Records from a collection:
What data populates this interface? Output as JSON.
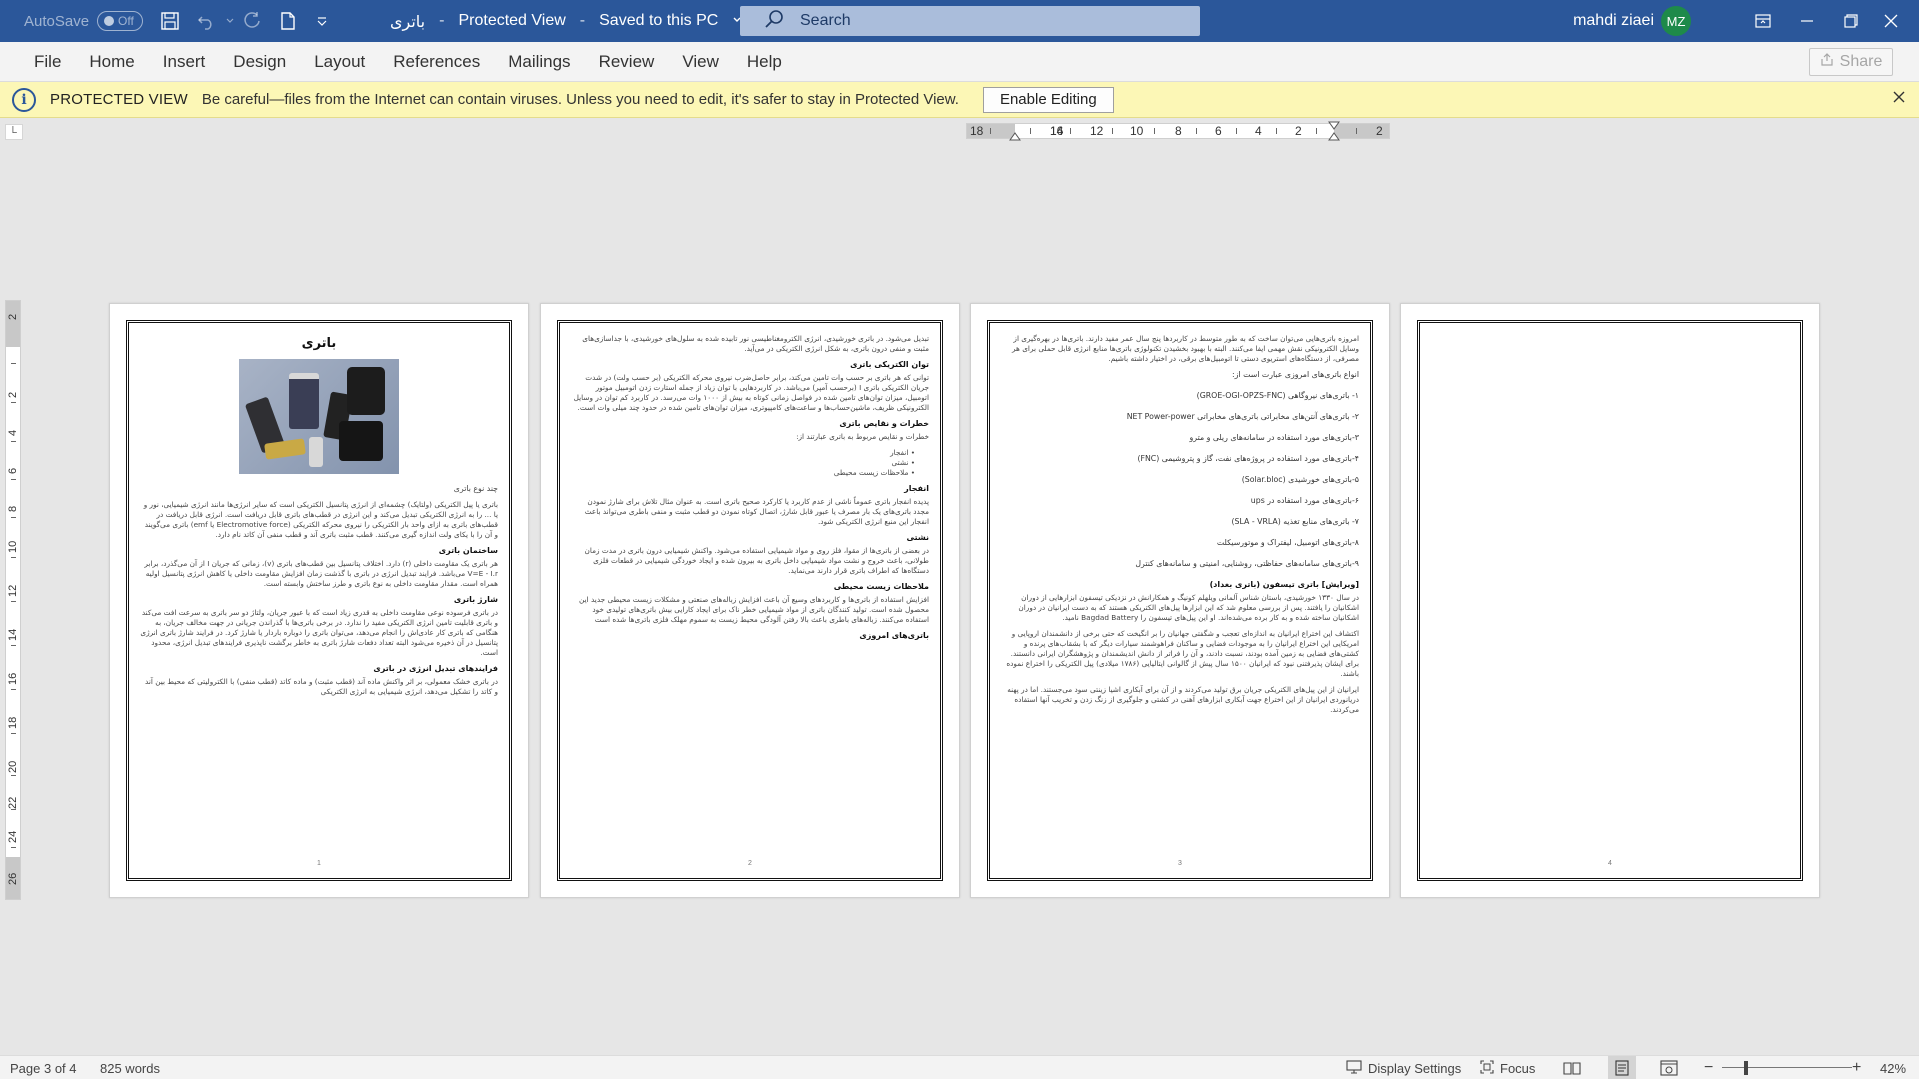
{
  "titlebar": {
    "autosave_label": "AutoSave",
    "autosave_state": "Off",
    "doc_name": "باتری",
    "view_mode": "Protected View",
    "save_status": "Saved to this PC",
    "search_placeholder": "Search",
    "user_name": "mahdi ziaei",
    "user_initials": "MZ"
  },
  "ribbon": {
    "tabs": [
      "File",
      "Home",
      "Insert",
      "Design",
      "Layout",
      "References",
      "Mailings",
      "Review",
      "View",
      "Help"
    ],
    "share_label": "Share"
  },
  "protected_view": {
    "title": "PROTECTED VIEW",
    "message": "Be careful—files from the Internet can contain viruses. Unless you need to edit, it's safer to stay in Protected View.",
    "enable_button": "Enable Editing"
  },
  "h_ruler": {
    "labels": [
      "18",
      "16",
      "14",
      "12",
      "10",
      "8",
      "6",
      "4",
      "2",
      "2"
    ]
  },
  "v_ruler": {
    "labels": [
      "2",
      "2",
      "4",
      "6",
      "8",
      "10",
      "12",
      "14",
      "16",
      "18",
      "20",
      "22",
      "24",
      "26"
    ]
  },
  "pages": [
    {
      "number": "1",
      "title": "باتری",
      "sections": [
        {
          "heading": "",
          "text": "چند نوع باتری"
        },
        {
          "heading": "",
          "text": "باتری یا پیل الکتریکی (ولتایک) چشمه‌ای از انرژی پتانسیل الکتریکی است که سایر انرژی‌ها مانند انرژی شیمیایی، نور و یا ... را به انرژی الکتریکی تبدیل می‌کند و این انرژی در قطب‌های باتری قابل دریافت است. انرژی قابل دریافت در قطب‌های باتری به ازای واحد بار الکتریکی را نیروی محرکه الکتریکی (Electromotive force یا emf) باتری می‌گویند و آن را با یکای ولت اندازه گیری می‌کنند. قطب مثبت باتری آند و قطب منفی آن کاتد نام دارد."
        },
        {
          "heading": "ساختمان باتری",
          "text": "هر باتری یک مقاومت داخلی (r) دارد. اختلاف پتانسیل بین قطب‌های باتری (v)، زمانی که جریان I از آن می‌گذرد، برابر V=E - I.r می‌باشد. فرایند تبدیل انرژی در باتری با گذشت زمان افزایش مقاومت داخلی یا کاهش انرژی پتانسیل اولیه همراه است. مقدار مقاومت داخلی به نوع باتری و طرز ساختش وابسته است."
        },
        {
          "heading": "شارژ باتری",
          "text": "در باتری فرسوده نوعی مقاومت داخلی به قدری زیاد است که با عبور جریان، ولتاژ دو سر باتری به سرعت افت می‌کند و باتری قابلیت تامین انرژی الکتریکی مفید را ندارد. در برخی باتری‌ها با گذراندن جریانی در جهت مخالف جریان، به هنگامی که باتری کار عادی‌اش را انجام می‌دهد، می‌توان باتری را دوباره باردار یا شارژ کرد. در فرایند شارژ باتری انرژی پتانسیل در آن ذخیره می‌شود البته تعداد دفعات شارژ باتری به خاطر برگشت ناپذیری فرایندهای تبدیل انرژی، محدود است."
        },
        {
          "heading": "فرایندهای تبدیل انرژی در باتری",
          "text": "در باتری خشک معمولی، بر اثر واکنش ماده آند (قطب مثبت) و ماده کاتد (قطب منفی) با الکترولیتی که محیط بین آند و کاتد را تشکیل می‌دهد، انرژی شیمیایی به انرژی الکتریکی"
        }
      ]
    },
    {
      "number": "2",
      "sections": [
        {
          "heading": "",
          "text": "تبدیل می‌شود. در باتری خورشیدی، انرژی الکترومغناطیسی نور تابیده شده به سلول‌های خورشیدی، با جداسازی‌های مثبت و منفی درون باتری، به شکل انرژی الکتریکی در می‌آید."
        },
        {
          "heading": "توان الکتریکی باتری",
          "text": "توانی که هر باتری بر حسب وات تامین می‌کند، برابر حاصل‌ضرب نیروی محرکه الکتریکی (بر حسب ولت) در شدت جریان الکتریکی باتری I (برحسب آمپر) می‌باشد. در کاربردهایی با توان زیاد از جمله استارت زدن اتومبیل موتور اتومبیل، میزان توان‌های تامین شده در فواصل زمانی کوتاه به بیش از ۱۰۰۰ وات می‌رسد. در کاربرد کم توان در وسایل الکترونیکی ظریف، ماشین‌حساب‌ها و ساعت‌های کامپیوتری، میزان توان‌های تامین شده در حدود چند میلی وات است."
        },
        {
          "heading": "خطرات و نقایص باتری",
          "text": "خطرات و نقایص مربوط به باتری عبارتند از:"
        }
      ],
      "bullets": [
        "انفجار",
        "نشتی",
        "ملاحظات زیست محیطی"
      ],
      "sections2": [
        {
          "heading": "انفجار",
          "text": "پدیده انفجار باتری عموماً ناشی از عدم کاربرد یا کارکرد صحیح باتری است. به عنوان مثال تلاش برای شارژ نمودن مجدد باتری‌های یک بار مصرف یا عبور قابل شارژ، اتصال کوتاه نمودن دو قطب مثبت و منفی باطری می‌تواند باعث انفجار این منبع انرژی الکتریکی شود."
        },
        {
          "heading": "نشتی",
          "text": "در بعضی از باتری‌ها از مقوا، فلز روی و مواد شیمیایی استفاده می‌شود. واکنش شیمیایی درون باتری در مدت زمان طولانی، باعث خروج و نشت مواد شیمیایی داخل باتری به بیرون شده و ایجاد خوردگی شیمیایی در قطعات فلزی دستگاه‌ها که اطراف باتری قرار دارند می‌نماید."
        },
        {
          "heading": "ملاحظات زیست محیطی",
          "text": "افزایش استفاده از باتری‌ها و کاربردهای وسیع آن باعث افزایش زباله‌های صنعتی و مشکلات زیست محیطی جدید این محصول شده است. تولید کنندگان باتری از مواد شیمیایی خطر ناک برای ایجاد کارایی بیش باتری‌های تولیدی خود استفاده می‌کنند. زباله‌های باطری باعث بالا رفتن آلودگی محیط زیست به سموم مهلک فلزی باتری‌ها شده است"
        },
        {
          "heading": "باتری‌های امروزی",
          "text": ""
        }
      ]
    },
    {
      "number": "3",
      "intro": "امروزه باتری‌هایی می‌توان ساخت که به طور متوسط در کاربردها پنج سال عمر مفید دارند. باتری‌ها در بهره‌گیری از وسایل الکترونیکی نقش مهمی ایفا می‌کنند. البته با بهبود بخشیدن تکنولوژی باتری‌ها منابع انرژی قابل حملی برای هر مصرفی، از دستگاه‌های استریوی دستی تا اتومبیل‌های برقی، در اختیار داشته باشیم.",
      "list_intro": "انواع باتری‌های امروزی عبارت است از:",
      "list": [
        "۱- باتری‌های نیروگاهی (GROE-OGI-OPZS-FNC)",
        "۲- باتری‌های آنتن‌های مخابراتی باتری‌های مخابراتی NET Power-power",
        "۳-باتری‌های مورد استفاده در سامانه‌های ریلی و مترو",
        "۴-باتری‌های مورد استفاده در پروژه‌های نفت، گاز و پتروشیمی (FNC)",
        "۵-باتری‌های خورشیدی (Solar.bloc)",
        "۶-باتری‌های مورد استفاده در ups",
        "۷- باتری‌های منابع تغذیه (SLA - VRLA)",
        "۸-باتری‌های اتومبیل، لیفتراک و موتورسیکلت",
        "۹-باتری‌های سامانه‌های حفاظتی، روشنایی، امنیتی و سامانه‌های کنترل"
      ],
      "sections": [
        {
          "heading": "[ویرایش] باتری تیسفون (باتری بغداد)",
          "text": "در سال ۱۳۳۰ خورشیدی، باستان شناس آلمانی ویلهلم کونیگ و همکارانش در نزدیکی تیسفون ابزارهایی از دوران اشکانیان را یافتند. پس از بررسی معلوم شد که این ابزارها پیل‌های الکتریکی هستند که به دست ایرانیان در دوران اشکانیان ساخته شده و به کار برده می‌شده‌اند. او این پیل‌های تیسفون را Bagdad Battery نامید."
        },
        {
          "heading": "",
          "text": "اکتشاف این اختراع ایرانیان به اندازه‌ای تعجب و شگفتی جهانیان را بر انگیخت که حتی برخی از دانشمندان اروپایی و امریکایی این اختراع ایرانیان را به موجودات فضایی و ساکنان فراهوشمند سیارات دیگر که با بشقاب‌های پرنده و کشتی‌های فضایی به زمین آمده بودند، نسبت دادند، و آن را فراتر از دانش اندیشمندان و پژوهشگران ایرانی دانستند. برای ایشان پذیرفتنی نبود که ایرانیان ۱۵۰۰ سال پیش از گالوانی ایتالیایی (۱۷۸۶ میلادی) پیل الکتریکی را اختراع نموده باشند."
        },
        {
          "heading": "",
          "text": "ایرانیان از این پیل‌های الکتریکی جریان برق تولید می‌کردند و از آن برای آبکاری اشیا زینتی سود می‌جستند. اما در پهنه دریانوردی ایرانیان از این اختراع جهت آبکاری ابزارهای آهنی در کشتی و جلوگیری از زنگ زدن و تخریب آنها استفاده می‌کردند."
        }
      ]
    },
    {
      "number": "4"
    }
  ],
  "statusbar": {
    "page_info": "Page 3 of 4",
    "word_count": "825 words",
    "display_settings": "Display Settings",
    "focus": "Focus",
    "zoom_minus": "−",
    "zoom_plus": "+",
    "zoom_level": "42%"
  },
  "colors": {
    "title_bar": "#2b579a",
    "protected_bar": "#fcf7b6",
    "avatar": "#1e8a4a",
    "canvas": "#e6e6e6"
  }
}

INSTRUCTIONS TO FOLLOW:
Compute the number of lines in the entries above that hold the word "البته"; the answer must contain nothing else.

SOLUTION TO THIS TASK:
2